--- BEGIN Supplied information ---

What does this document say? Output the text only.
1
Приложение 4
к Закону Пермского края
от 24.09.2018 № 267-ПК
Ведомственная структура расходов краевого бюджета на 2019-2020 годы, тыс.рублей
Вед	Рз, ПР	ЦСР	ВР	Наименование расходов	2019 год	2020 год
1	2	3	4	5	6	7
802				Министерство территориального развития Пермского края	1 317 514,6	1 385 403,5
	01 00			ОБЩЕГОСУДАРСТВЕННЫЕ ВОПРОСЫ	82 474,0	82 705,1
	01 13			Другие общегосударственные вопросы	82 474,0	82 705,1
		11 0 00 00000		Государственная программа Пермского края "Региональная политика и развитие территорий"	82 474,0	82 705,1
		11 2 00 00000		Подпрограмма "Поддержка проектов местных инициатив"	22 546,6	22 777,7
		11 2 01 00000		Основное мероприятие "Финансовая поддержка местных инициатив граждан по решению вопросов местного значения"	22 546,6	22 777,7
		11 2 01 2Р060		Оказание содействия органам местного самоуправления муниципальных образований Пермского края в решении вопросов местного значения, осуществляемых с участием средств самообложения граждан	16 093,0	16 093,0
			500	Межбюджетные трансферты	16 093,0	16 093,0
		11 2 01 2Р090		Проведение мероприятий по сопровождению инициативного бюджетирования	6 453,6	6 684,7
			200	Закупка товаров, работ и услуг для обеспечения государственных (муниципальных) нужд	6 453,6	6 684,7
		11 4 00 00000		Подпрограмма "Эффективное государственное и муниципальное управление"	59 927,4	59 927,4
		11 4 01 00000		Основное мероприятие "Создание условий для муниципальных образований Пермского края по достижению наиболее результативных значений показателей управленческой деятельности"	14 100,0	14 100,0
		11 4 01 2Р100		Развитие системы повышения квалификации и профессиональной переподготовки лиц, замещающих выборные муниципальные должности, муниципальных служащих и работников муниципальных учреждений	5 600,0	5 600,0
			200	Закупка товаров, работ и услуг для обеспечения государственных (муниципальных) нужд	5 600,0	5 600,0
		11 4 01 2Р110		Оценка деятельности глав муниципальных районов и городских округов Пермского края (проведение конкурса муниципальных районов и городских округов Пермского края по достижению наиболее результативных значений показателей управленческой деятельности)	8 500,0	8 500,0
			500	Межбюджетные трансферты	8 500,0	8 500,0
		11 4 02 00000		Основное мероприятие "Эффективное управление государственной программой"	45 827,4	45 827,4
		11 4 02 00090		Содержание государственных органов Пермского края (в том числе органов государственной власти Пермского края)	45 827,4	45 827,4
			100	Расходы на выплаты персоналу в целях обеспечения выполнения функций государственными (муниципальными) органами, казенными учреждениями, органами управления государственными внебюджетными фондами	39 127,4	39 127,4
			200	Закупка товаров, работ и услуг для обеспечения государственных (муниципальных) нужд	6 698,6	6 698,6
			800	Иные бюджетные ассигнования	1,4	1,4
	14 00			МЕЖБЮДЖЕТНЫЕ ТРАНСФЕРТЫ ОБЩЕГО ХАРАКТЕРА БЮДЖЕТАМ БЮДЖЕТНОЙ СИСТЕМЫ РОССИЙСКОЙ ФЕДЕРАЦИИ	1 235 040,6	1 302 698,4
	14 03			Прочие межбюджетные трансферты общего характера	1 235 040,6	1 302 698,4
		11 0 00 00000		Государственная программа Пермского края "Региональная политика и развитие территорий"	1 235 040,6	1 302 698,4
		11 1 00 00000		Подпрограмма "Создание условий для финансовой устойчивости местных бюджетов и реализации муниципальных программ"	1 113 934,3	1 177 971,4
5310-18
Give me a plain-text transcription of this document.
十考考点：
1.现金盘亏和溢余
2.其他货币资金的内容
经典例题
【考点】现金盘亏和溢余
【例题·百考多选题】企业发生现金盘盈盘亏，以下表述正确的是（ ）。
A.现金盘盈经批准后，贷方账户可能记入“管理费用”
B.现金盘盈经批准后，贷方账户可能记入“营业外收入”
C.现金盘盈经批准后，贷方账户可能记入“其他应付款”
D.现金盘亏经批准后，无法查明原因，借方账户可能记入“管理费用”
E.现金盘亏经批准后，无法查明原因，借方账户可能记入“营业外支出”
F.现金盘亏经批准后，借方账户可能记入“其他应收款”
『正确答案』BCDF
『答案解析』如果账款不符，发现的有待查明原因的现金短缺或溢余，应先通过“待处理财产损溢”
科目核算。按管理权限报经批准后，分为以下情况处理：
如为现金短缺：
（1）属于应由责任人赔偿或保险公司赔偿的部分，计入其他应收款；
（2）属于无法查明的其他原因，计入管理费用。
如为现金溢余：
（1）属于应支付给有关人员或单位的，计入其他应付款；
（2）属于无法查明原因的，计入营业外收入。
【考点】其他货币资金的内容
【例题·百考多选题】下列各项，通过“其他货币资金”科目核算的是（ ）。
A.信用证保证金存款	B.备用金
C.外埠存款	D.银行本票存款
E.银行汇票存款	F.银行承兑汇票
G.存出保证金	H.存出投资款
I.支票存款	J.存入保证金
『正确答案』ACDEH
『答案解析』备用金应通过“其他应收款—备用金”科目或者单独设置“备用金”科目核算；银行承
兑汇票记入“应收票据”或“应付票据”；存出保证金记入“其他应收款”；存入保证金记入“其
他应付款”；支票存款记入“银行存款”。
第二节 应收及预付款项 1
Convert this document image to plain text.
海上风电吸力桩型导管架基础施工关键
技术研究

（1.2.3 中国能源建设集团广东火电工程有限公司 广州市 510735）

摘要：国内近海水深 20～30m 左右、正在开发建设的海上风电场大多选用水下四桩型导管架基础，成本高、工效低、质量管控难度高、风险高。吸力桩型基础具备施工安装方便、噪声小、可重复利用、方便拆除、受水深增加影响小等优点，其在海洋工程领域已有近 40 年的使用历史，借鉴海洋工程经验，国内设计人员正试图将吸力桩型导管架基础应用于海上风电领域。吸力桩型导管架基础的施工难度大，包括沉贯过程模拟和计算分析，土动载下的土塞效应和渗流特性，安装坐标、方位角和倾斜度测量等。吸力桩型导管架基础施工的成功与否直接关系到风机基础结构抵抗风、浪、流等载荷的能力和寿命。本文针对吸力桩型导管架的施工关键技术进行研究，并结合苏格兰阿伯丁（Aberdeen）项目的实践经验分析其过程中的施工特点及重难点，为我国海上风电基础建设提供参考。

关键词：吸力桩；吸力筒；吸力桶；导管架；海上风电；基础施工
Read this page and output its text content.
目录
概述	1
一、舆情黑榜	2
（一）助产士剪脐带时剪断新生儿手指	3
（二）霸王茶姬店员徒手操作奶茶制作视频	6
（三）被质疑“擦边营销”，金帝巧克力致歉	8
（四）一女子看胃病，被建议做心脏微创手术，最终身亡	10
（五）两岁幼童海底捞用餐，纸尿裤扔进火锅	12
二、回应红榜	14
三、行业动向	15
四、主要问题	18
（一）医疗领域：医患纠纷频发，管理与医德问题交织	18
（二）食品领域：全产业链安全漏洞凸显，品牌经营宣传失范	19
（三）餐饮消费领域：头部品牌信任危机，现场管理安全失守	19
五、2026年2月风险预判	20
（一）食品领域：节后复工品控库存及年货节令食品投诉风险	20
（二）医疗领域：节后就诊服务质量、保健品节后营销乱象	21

--- END Supplied information ---

*Requirements*.
Your task is to repeat the data exactly; please include every line.

*Full response*.
What does this document say? Output the text only.
1
Приложение 4
к Закону Пермского края
от 24.09.2018 № 267-ПК
Ведомственная структура расходов краевого бюджета на 2019-2020 годы, тыс.рублей
Вед	Рз, ПР	ЦСР	ВР	Наименование расходов	2019 год	2020 год
1	2	3	4	5	6	7
802				Министерство территориального развития Пермского края	1 317 514,6	1 385 403,5
	01 00			ОБЩЕГОСУДАРСТВЕННЫЕ ВОПРОСЫ	82 474,0	82 705,1
	01 13			Другие общегосударственные вопросы	82 474,0	82 705,1
		11 0 00 00000		Государственная программа Пермского края "Региональная политика и развитие территорий"	82 474,0	82 705,1
		11 2 00 00000		Подпрограмма "Поддержка проектов местных инициатив"	22 546,6	22 777,7
		11 2 01 00000		Основное мероприятие "Финансовая поддержка местных инициатив граждан по решению вопросов местного значения"	22 546,6	22 777,7
		11 2 01 2Р060		Оказание содействия органам местного самоуправления муниципальных образований Пермского края в решении вопросов местного значения, осуществляемых с участием средств самообложения граждан	16 093,0	16 093,0
			500	Межбюджетные трансферты	16 093,0	16 093,0
		11 2 01 2Р090		Проведение мероприятий по сопровождению инициативного бюджетирования	6 453,6	6 684,7
			200	Закупка товаров, работ и услуг для обеспечения государственных (муниципальных) нужд	6 453,6	6 684,7
		11 4 00 00000		Подпрограмма "Эффективное государственное и муниципальное управление"	59 927,4	59 927,4
		11 4 01 00000		Основное мероприятие "Создание условий для муниципальных образований Пермского края по достижению наиболее результативных значений показателей управленческой деятельности"	14 100,0	14 100,0
		11 4 01 2Р100		Развитие системы повышения квалификации и профессиональной переподготовки лиц, замещающих выборные муниципальные должности, муниципальных служащих и работников муниципальных учреждений	5 600,0	5 600,0
			200	Закупка товаров, работ и услуг для обеспечения государственных (муниципальных) нужд	5 600,0	5 600,0
		11 4 01 2Р110		Оценка деятельности глав муниципальных районов и городских округов Пермского края (проведение конкурса муниципальных районов и городских округов Пермского края по достижению наиболее результативных значений показателей управленческой деятельности)	8 500,0	8 500,0
			500	Межбюджетные трансферты	8 500,0	8 500,0
		11 4 02 00000		Основное мероприятие "Эффективное управление государственной программой"	45 827,4	45 827,4
		11 4 02 00090		Содержание государственных органов Пермского края (в том числе органов государственной власти Пермского края)	45 827,4	45 827,4
			100	Расходы на выплаты персоналу в целях обеспечения выполнения функций государственными (муниципальными) органами, казенными учреждениями, органами управления государственными внебюджетными фондами	39 127,4	39 127,4
			200	Закупка товаров, работ и услуг для обеспечения государственных (муниципальных) нужд	6 698,6	6 698,6
			800	Иные бюджетные ассигнования	1,4	1,4
	14 00			МЕЖБЮДЖЕТНЫЕ ТРАНСФЕРТЫ ОБЩЕГО ХАРАКТЕРА БЮДЖЕТАМ БЮДЖЕТНОЙ СИСТЕМЫ РОССИЙСКОЙ ФЕДЕРАЦИИ	1 235 040,6	1 302 698,4
	14 03			Прочие межбюджетные трансферты общего характера	1 235 040,6	1 302 698,4
		11 0 00 00000		Государственная программа Пермского края "Региональная политика и развитие территорий"	1 235 040,6	1 302 698,4
		11 1 00 00000		Подпрограмма "Создание условий для финансовой устойчивости местных бюджетов и реализации муниципальных программ"	1 113 934,3	1 177 971,4
5310-18
Give me a plain-text transcription of this document.
十考考点：
1.现金盘亏和溢余
2.其他货币资金的内容
经典例题
【考点】现金盘亏和溢余
【例题·百考多选题】企业发生现金盘盈盘亏，以下表述正确的是（ ）。
A.现金盘盈经批准后，贷方账户可能记入“管理费用”
B.现金盘盈经批准后，贷方账户可能记入“营业外收入”
C.现金盘盈经批准后，贷方账户可能记入“其他应付款”
D.现金盘亏经批准后，无法查明原因，借方账户可能记入“管理费用”
E.现金盘亏经批准后，无法查明原因，借方账户可能记入“营业外支出”
F.现金盘亏经批准后，借方账户可能记入“其他应收款”
『正确答案』BCDF
『答案解析』如果账款不符，发现的有待查明原因的现金短缺或溢余，应先通过“待处理财产损溢”
科目核算。按管理权限报经批准后，分为以下情况处理：
如为现金短缺：
（1）属于应由责任人赔偿或保险公司赔偿的部分，计入其他应收款；
（2）属于无法查明的其他原因，计入管理费用。
如为现金溢余：
（1）属于应支付给有关人员或单位的，计入其他应付款；
（2）属于无法查明原因的，计入营业外收入。
【考点】其他货币资金的内容
【例题·百考多选题】下列各项，通过“其他货币资金”科目核算的是（ ）。
A.信用证保证金存款	B.备用金
C.外埠存款	D.银行本票存款
E.银行汇票存款	F.银行承兑汇票
G.存出保证金	H.存出投资款
I.支票存款	J.存入保证金
『正确答案』ACDEH
『答案解析』备用金应通过“其他应收款—备用金”科目或者单独设置“备用金”科目核算；银行承
兑汇票记入“应收票据”或“应付票据”；存出保证金记入“其他应收款”；存入保证金记入“其
他应付款”；支票存款记入“银行存款”。
第二节 应收及预付款项 1
Convert this document image to plain text.
海上风电吸力桩型导管架基础施工关键
技术研究

（1.2.3 中国能源建设集团广东火电工程有限公司 广州市 510735）

摘要：国内近海水深 20～30m 左右、正在开发建设的海上风电场大多选用水下四桩型导管架基础，成本高、工效低、质量管控难度高、风险高。吸力桩型基础具备施工安装方便、噪声小、可重复利用、方便拆除、受水深增加影响小等优点，其在海洋工程领域已有近 40 年的使用历史，借鉴海洋工程经验，国内设计人员正试图将吸力桩型导管架基础应用于海上风电领域。吸力桩型导管架基础的施工难度大，包括沉贯过程模拟和计算分析，土动载下的土塞效应和渗流特性，安装坐标、方位角和倾斜度测量等。吸力桩型导管架基础施工的成功与否直接关系到风机基础结构抵抗风、浪、流等载荷的能力和寿命。本文针对吸力桩型导管架的施工关键技术进行研究，并结合苏格兰阿伯丁（Aberdeen）项目的实践经验分析其过程中的施工特点及重难点，为我国海上风电基础建设提供参考。

关键词：吸力桩；吸力筒；吸力桶；导管架；海上风电；基础施工
Read this page and output its text content.
目录
概述	1
一、舆情黑榜	2
（一）助产士剪脐带时剪断新生儿手指	3
（二）霸王茶姬店员徒手操作奶茶制作视频	6
（三）被质疑“擦边营销”，金帝巧克力致歉	8
（四）一女子看胃病，被建议做心脏微创手术，最终身亡	10
（五）两岁幼童海底捞用餐，纸尿裤扔进火锅	12
二、回应红榜	14
三、行业动向	15
四、主要问题	18
（一）医疗领域：医患纠纷频发，管理与医德问题交织	18
（二）食品领域：全产业链安全漏洞凸显，品牌经营宣传失范	19
（三）餐饮消费领域：头部品牌信任危机，现场管理安全失守	19
五、2026年2月风险预判	20
（一）食品领域：节后复工品控库存及年货节令食品投诉风险	20
（二）医疗领域：节后就诊服务质量、保健品节后营销乱象	21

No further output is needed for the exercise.